### PROBLEM DETAILS:
The listing below should be copied in full, word for word.

### EXERCISE INPUT:
· · ·
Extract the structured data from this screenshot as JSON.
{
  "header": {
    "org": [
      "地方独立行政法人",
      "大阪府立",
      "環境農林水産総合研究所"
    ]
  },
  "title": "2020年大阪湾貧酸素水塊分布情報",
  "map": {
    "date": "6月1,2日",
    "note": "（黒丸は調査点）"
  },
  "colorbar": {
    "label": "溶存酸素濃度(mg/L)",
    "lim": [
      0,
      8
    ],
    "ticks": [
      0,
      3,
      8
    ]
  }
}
· · ·
### ANSWER FOR THE TASK:
Extract the structured data from this screenshot as JSON.
{
  "header": {
    "org": [
      "地方独立行政法人",
      "大阪府立",
      "環境農林水産総合研究所"
    ]
  },
  "title": "2020年大阪湾貧酸素水塊分布情報",
  "map": {
    "date": "6月1,2日",
    "note": "（黒丸は調査点）"
  },
  "colorbar": {
    "label": "溶存酸素濃度(mg/L)",
    "lim": [
      0,
      8
    ],
    "ticks": [
      0,
      3,
      8
    ]
  }
}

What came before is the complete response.